___ Exercise materials ___

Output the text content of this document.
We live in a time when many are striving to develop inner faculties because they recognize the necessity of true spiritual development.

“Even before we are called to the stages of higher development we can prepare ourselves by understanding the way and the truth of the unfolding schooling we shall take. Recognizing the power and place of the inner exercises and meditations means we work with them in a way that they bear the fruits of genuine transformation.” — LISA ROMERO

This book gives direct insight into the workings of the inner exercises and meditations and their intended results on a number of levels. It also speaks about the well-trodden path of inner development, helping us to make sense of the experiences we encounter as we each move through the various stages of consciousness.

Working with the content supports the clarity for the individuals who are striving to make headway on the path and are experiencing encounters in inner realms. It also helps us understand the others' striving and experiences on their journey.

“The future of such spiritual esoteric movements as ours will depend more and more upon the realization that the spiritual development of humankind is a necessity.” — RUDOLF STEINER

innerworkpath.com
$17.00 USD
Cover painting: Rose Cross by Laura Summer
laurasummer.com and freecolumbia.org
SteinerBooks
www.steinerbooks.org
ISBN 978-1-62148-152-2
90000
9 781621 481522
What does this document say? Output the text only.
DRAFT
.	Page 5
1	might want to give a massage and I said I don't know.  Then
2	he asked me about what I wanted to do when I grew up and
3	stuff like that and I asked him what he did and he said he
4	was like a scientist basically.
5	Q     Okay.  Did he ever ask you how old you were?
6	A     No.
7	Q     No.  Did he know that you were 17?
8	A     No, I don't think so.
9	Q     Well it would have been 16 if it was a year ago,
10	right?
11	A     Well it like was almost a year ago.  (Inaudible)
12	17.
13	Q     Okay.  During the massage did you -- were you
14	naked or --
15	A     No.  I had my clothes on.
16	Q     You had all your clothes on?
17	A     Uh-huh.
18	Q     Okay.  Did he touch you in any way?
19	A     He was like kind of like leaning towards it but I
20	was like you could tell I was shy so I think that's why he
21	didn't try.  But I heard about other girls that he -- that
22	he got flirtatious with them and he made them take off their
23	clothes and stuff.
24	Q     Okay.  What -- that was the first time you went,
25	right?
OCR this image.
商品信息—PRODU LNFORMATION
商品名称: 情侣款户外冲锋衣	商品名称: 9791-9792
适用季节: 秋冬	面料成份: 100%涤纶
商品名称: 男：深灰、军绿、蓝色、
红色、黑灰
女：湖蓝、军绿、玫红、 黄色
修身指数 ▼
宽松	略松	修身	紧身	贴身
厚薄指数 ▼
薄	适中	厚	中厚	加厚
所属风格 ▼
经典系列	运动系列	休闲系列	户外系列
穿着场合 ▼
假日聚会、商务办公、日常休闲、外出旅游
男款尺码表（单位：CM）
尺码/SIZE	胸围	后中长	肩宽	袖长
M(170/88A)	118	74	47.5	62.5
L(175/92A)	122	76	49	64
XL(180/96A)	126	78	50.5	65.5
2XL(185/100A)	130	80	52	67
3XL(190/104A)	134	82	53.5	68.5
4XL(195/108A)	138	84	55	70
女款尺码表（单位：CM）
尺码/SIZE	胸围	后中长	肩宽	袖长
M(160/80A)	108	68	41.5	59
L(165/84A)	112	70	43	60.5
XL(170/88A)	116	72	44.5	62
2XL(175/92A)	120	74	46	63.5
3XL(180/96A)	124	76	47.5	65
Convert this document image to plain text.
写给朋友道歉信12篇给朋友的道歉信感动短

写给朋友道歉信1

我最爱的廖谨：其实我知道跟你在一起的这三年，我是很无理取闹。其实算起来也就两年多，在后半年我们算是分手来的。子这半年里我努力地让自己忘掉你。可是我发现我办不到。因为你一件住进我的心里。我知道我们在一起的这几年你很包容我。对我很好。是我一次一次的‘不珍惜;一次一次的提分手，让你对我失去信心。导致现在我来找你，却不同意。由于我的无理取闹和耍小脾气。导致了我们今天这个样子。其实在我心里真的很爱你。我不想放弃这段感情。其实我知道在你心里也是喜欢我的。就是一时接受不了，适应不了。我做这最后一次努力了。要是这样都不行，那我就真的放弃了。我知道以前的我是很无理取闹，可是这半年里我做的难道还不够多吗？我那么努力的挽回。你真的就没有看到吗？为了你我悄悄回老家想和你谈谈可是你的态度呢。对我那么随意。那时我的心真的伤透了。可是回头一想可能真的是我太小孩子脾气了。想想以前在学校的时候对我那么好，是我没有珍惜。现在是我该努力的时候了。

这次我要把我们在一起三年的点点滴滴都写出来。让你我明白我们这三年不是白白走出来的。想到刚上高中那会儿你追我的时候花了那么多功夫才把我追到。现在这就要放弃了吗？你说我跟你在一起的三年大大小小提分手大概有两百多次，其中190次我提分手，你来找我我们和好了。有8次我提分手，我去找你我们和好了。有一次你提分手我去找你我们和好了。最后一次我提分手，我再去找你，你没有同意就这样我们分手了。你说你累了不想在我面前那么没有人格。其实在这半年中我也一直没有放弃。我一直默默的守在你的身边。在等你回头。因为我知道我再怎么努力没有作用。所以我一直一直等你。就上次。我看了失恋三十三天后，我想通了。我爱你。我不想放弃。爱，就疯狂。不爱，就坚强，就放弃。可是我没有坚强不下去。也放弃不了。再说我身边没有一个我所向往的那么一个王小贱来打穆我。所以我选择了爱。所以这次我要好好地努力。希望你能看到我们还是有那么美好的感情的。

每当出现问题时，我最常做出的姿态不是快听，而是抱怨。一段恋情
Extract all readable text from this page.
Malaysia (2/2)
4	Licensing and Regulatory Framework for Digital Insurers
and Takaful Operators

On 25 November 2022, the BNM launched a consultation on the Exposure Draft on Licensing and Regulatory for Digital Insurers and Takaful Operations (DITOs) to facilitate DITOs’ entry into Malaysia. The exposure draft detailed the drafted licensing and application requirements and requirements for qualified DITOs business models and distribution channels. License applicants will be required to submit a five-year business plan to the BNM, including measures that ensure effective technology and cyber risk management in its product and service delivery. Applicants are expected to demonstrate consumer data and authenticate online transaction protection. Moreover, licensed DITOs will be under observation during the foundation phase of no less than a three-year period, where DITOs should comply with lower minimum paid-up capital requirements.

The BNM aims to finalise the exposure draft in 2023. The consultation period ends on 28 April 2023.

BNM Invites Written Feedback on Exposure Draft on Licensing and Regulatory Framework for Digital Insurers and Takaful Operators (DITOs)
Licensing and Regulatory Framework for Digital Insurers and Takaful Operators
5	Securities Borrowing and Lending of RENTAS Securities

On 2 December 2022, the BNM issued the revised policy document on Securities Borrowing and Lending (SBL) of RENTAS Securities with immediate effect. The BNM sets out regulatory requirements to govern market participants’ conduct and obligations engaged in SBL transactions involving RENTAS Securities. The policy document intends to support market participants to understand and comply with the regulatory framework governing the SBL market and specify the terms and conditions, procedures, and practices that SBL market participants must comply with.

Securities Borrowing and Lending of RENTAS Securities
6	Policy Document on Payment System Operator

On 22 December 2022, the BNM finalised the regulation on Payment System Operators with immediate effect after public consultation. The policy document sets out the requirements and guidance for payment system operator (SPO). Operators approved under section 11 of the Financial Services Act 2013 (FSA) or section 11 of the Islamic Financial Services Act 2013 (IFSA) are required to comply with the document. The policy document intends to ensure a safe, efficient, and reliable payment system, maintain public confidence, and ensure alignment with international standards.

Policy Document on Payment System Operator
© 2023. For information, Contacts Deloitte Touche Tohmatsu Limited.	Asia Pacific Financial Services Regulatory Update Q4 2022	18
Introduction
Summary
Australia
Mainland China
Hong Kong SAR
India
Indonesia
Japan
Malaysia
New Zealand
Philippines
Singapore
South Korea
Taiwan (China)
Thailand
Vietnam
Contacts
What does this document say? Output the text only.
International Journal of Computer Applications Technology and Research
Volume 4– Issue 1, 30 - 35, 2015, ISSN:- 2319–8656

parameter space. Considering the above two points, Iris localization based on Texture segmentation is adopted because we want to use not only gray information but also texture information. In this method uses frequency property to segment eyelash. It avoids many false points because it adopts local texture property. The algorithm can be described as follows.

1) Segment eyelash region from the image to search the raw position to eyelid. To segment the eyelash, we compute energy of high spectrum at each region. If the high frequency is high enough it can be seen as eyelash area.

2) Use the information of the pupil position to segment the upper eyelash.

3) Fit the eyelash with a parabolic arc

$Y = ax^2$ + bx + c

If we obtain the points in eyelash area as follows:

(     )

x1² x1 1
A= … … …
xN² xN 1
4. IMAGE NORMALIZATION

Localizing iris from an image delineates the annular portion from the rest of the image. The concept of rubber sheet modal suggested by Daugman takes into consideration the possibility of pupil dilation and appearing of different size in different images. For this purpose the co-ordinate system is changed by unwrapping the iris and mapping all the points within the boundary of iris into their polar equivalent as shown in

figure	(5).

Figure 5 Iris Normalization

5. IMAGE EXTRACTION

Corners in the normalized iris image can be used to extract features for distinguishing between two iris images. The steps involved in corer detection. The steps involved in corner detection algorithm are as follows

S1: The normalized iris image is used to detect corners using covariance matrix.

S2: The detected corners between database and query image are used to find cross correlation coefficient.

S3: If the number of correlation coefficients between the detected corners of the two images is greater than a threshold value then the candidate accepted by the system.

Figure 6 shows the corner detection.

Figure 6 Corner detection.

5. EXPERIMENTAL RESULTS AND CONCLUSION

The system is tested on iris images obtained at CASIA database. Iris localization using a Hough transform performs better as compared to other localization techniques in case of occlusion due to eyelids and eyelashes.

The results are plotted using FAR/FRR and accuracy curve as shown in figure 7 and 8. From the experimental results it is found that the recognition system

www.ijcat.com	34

___

*Stated task*: All lines above containing the string "think" are to be collected.

*Exercise result*:
8	A     No, I don't think so.
20	was like you could tell I was shy so I think that's why he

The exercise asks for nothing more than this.